## EXERCISE DETAILS
Leave out the pictures and return every entry exactly as it appears.

## Records about charts and figures
━━━━━━━━
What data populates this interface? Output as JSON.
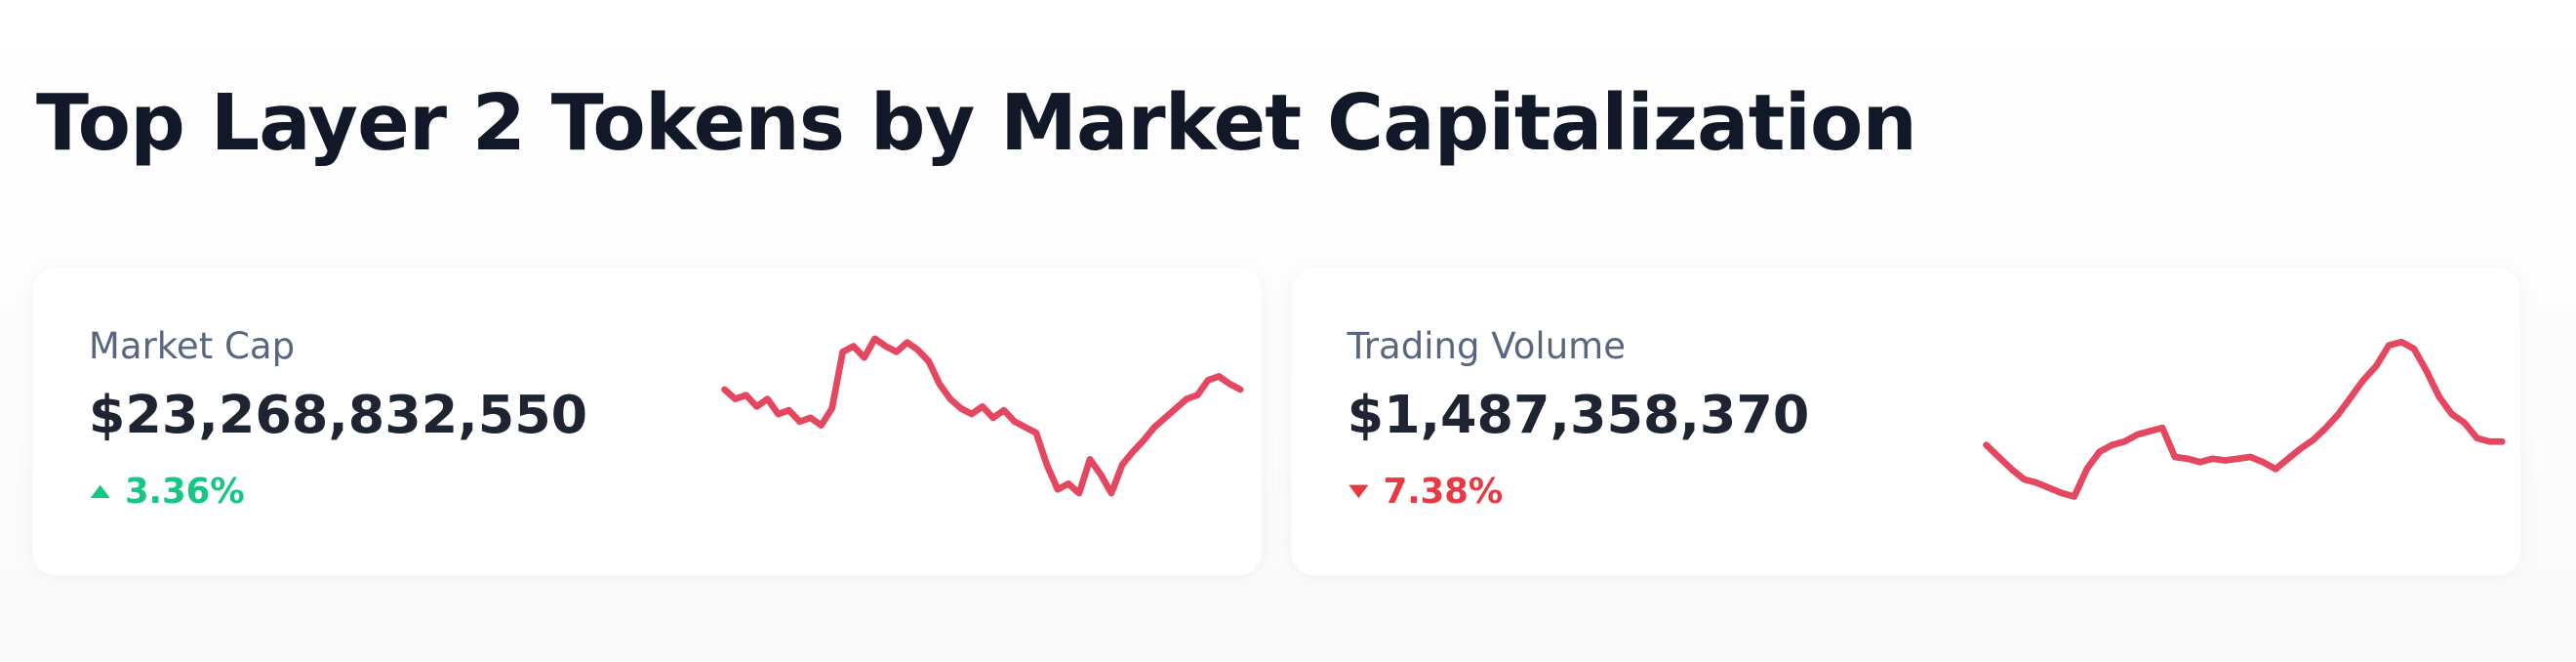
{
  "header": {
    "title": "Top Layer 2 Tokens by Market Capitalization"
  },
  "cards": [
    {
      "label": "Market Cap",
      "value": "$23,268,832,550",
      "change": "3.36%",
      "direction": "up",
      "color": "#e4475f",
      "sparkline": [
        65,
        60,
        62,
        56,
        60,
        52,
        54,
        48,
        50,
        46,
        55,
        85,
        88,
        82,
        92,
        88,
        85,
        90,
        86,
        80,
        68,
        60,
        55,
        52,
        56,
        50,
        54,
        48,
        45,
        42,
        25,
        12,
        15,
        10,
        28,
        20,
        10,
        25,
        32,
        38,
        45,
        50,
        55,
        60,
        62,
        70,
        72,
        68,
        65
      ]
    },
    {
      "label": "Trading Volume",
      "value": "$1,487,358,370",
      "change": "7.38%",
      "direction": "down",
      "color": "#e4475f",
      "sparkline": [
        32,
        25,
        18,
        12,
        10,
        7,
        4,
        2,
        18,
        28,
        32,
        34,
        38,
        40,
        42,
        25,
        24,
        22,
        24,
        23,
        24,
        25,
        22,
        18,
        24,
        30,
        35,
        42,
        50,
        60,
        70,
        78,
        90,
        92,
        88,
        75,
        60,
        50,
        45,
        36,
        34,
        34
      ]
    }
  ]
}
━━━━━━━━
## EXPECTED ANSWER
What data populates this interface? Output as JSON.
{
  "header": {
    "title": "Top Layer 2 Tokens by Market Capitalization"
  },
  "cards": [
    {
      "label": "Market Cap",
      "value": "$23,268,832,550",
      "change": "3.36%",
      "direction": "up",
      "color": "#e4475f",
      "sparkline": [
        65,
        60,
        62,
        56,
        60,
        52,
        54,
        48,
        50,
        46,
        55,
        85,
        88,
        82,
        92,
        88,
        85,
        90,
        86,
        80,
        68,
        60,
        55,
        52,
        56,
        50,
        54,
        48,
        45,
        42,
        25,
        12,
        15,
        10,
        28,
        20,
        10,
        25,
        32,
        38,
        45,
        50,
        55,
        60,
        62,
        70,
        72,
        68,
        65
      ]
    },
    {
      "label": "Trading Volume",
      "value": "$1,487,358,370",
      "change": "7.38%",
      "direction": "down",
      "color": "#e4475f",
      "sparkline": [
        32,
        25,
        18,
        12,
        10,
        7,
        4,
        2,
        18,
        28,
        32,
        34,
        38,
        40,
        42,
        25,
        24,
        22,
        24,
        23,
        24,
        25,
        22,
        18,
        24,
        30,
        35,
        42,
        50,
        60,
        70,
        78,
        90,
        92,
        88,
        75,
        60,
        50,
        45,
        36,
        34,
        34
      ]
    }
  ]
}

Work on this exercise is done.